Exercise: Output only the lines from the one holding "Decode this image" to the end of the data below, please, copied exactly.

Stored rows:

=====

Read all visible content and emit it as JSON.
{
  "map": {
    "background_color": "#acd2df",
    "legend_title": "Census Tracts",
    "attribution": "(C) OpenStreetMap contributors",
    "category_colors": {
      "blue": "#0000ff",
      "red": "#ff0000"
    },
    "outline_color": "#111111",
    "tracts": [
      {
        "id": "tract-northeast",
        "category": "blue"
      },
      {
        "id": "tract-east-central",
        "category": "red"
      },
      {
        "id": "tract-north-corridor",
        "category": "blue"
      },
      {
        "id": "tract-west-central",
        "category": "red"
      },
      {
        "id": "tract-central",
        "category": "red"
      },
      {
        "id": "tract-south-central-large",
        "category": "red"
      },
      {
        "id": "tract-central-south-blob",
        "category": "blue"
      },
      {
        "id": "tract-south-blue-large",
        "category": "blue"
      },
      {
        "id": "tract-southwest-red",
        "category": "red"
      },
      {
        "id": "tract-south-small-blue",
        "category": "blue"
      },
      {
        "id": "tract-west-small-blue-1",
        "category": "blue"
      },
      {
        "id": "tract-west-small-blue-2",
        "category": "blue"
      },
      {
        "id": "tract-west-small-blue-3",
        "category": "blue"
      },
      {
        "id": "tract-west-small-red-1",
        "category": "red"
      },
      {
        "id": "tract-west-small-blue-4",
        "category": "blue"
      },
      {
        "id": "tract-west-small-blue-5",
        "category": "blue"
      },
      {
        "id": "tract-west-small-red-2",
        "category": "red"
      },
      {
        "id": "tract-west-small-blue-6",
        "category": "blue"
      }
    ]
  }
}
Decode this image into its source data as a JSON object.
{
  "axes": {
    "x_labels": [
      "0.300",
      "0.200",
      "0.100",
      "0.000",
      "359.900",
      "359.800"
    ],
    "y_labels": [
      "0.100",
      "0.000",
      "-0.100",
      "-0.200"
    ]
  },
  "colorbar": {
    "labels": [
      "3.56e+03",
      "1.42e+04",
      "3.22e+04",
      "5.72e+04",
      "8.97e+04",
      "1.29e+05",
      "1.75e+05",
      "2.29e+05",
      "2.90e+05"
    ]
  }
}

=====

Output for this task:
Decode this image into its source data as a JSON object.
{
  "axes": {
    "x_labels": [
      "0.300",
      "0.200",
      "0.100",
      "0.000",
      "359.900",
      "359.800"
    ],
    "y_labels": [
      "0.100",
      "0.000",
      "-0.100",
      "-0.200"
    ]
  },
  "colorbar": {
    "labels": [
      "3.56e+03",
      "1.42e+04",
      "3.22e+04",
      "5.72e+04",
      "8.97e+04",
      "1.29e+05",
      "1.75e+05",
      "2.29e+05",
      "2.90e+05"
    ]
  }
}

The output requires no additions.